According to veteran tech writer Mike Masnick, who has been cited by Mr Dorsey as a key inspiration, this would not only create a new ecosystem of third-party filtering and recommendation systems but also reduce the pressure to be global speech cops.

The more control social media companies have over what users see, Mr Masnick argues, the more people will hold them responsible for policing socially undesirable but legal speech such as bigotry and conspiracy theories. If companies’ algorithms lose their power to promote such content so widely, users – and outside forces such as advertisers, politicians, and campaigners – may be more willing to live and let live.

"We can let a million content moderation systems approach the same general corpus of content – each taking an entirely different approach – and see which ones work best," Mr Masnick wrote in 2019.

Does Elon Musk care about BlueSky?

» **Problems to solve**
A) Edit the passage on social media content moderation, starting with "According to veteran" and going on through "and let live.", and substitute "sponsors" for "advertisers".
B) Resume the passage on social media content moderation from the point at which it stops.

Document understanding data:
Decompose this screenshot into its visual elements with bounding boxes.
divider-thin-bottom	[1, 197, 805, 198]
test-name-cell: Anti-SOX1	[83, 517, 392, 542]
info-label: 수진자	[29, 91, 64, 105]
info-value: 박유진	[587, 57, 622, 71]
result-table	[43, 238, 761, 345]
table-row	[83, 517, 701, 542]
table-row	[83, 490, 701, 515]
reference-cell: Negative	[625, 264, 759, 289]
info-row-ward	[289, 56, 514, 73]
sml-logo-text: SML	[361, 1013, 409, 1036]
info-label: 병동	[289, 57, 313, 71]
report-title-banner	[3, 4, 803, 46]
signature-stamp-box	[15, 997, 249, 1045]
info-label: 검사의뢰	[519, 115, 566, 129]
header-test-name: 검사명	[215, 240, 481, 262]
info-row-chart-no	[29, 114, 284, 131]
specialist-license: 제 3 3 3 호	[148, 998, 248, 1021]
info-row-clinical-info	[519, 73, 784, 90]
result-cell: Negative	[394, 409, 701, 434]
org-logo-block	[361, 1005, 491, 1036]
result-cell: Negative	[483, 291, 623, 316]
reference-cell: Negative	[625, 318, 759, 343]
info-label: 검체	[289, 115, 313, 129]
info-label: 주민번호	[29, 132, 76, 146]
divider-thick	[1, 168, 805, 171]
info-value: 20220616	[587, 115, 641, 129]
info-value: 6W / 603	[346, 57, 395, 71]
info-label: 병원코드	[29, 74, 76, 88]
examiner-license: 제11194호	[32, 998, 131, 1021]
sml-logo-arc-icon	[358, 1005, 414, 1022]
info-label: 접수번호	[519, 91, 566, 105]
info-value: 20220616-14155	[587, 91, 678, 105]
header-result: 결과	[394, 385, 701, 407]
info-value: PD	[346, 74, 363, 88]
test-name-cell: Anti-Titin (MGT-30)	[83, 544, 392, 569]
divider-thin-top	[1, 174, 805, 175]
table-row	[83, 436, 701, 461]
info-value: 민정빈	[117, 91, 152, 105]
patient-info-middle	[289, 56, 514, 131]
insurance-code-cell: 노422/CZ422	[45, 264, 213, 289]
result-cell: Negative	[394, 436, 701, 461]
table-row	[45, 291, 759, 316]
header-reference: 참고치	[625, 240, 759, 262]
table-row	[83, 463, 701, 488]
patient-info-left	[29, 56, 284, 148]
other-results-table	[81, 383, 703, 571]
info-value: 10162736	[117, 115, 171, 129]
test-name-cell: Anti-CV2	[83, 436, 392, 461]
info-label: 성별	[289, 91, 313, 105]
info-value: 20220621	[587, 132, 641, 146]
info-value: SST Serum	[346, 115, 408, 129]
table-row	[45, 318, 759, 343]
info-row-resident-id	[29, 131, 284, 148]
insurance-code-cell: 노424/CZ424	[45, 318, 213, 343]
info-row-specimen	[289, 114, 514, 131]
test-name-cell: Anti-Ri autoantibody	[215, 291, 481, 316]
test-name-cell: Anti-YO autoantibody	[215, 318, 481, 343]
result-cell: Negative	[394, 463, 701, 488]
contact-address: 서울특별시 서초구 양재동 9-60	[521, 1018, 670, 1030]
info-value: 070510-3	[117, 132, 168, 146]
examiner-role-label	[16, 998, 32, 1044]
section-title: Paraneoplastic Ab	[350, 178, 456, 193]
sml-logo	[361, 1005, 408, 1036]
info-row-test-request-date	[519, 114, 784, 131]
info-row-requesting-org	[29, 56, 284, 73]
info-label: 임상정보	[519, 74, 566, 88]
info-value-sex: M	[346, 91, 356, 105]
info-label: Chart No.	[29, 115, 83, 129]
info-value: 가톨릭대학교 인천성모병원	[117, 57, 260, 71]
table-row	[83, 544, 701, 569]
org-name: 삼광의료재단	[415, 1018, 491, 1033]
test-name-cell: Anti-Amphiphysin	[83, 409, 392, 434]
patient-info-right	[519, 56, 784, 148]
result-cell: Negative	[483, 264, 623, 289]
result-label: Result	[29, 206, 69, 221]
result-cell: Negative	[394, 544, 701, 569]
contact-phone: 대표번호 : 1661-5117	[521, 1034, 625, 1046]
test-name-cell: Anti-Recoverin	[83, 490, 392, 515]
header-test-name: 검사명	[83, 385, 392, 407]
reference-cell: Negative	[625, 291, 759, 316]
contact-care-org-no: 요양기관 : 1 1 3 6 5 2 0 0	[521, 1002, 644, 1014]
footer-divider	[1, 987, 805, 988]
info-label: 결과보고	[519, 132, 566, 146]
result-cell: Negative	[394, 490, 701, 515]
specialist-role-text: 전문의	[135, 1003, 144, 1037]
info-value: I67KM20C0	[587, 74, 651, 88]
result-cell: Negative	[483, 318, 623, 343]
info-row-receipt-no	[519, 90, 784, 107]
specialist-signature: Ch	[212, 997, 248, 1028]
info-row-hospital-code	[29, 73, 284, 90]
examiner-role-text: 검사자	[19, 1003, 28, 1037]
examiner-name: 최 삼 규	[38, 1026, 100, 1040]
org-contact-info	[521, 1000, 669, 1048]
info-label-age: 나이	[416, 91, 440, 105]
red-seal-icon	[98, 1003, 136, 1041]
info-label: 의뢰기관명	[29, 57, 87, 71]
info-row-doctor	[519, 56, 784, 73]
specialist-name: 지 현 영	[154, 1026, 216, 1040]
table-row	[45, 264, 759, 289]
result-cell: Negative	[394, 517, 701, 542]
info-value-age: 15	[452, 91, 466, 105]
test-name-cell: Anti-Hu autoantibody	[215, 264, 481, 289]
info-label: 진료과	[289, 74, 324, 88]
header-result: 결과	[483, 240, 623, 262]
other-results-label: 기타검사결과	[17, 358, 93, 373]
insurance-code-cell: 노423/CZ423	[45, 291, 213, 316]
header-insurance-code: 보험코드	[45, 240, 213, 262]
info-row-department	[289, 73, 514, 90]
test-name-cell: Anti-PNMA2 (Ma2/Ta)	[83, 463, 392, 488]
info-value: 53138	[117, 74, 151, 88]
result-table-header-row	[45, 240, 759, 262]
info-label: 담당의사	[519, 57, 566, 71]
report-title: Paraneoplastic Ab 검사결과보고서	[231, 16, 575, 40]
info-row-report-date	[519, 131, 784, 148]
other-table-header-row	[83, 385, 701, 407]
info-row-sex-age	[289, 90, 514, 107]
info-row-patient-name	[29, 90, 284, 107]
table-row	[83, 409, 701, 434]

» **Answer set**
A)
According to veteran tech writer Mike Masnick, who has been cited by Mr Dorsey as a key inspiration, this would not only create a new ecosystem of third-party filtering and recommendation systems but also reduce the pressure to be global speech cops.

The more control social media companies have over what users see, Mr Masnick argues, the more people will hold them responsible for policing socially undesirable but legal speech such as bigotry and conspiracy theories. If companies’ algorithms lose their power to promote such content so widely, users – and outside forces such as sponsors, politicians, and campaigners – may be more willing to live and let live.

B)
With the departure of Mr Dorsey and his successor Parag Agrawal, Bluesky has lost its biggest patrons inside Twitter. So how much does Elon Musk really care about the project?

In their private text conversation, Mr Musk appeared receptive. "Super interesting idea," he told Mr Dorsey. "I'd like to help if I am able to.... let's definitely discuss more. I think it's worth both trying to move Twitter in a better direction and doing something new that's decentralised."

Mr Dorsey later gave his qualified endorsement to Mr Musk's buyout bid, saying: "In principle, I don’t believe anyone should own or run Twitter. It wants to be a public good at a protocol level, not a company.

"Solving for the problem of it being a company, however, Elon is the singular solution I trust... this is the right path. I believe it with all my heart."

Mr Musk has also expressed some interest in making Twitter more open, suggesting he might make its algorithms public and spitballing with his brother Kimbal about building a social network based on blockchains (the decentralised technology behind cryptocurrency).

There a natural affinity between the idea of decentralising social media and the broadly libertarian politics of Mr Musk, who once declared that "government is simply the biggest corporation, with a monopoly on violence".

Could Bluesky ever compete with Twitter?

However, Mr Musk is also an infamous micromanager (or, as he puts it, "nanomanager") who insists on personal oversight of the tiniest details.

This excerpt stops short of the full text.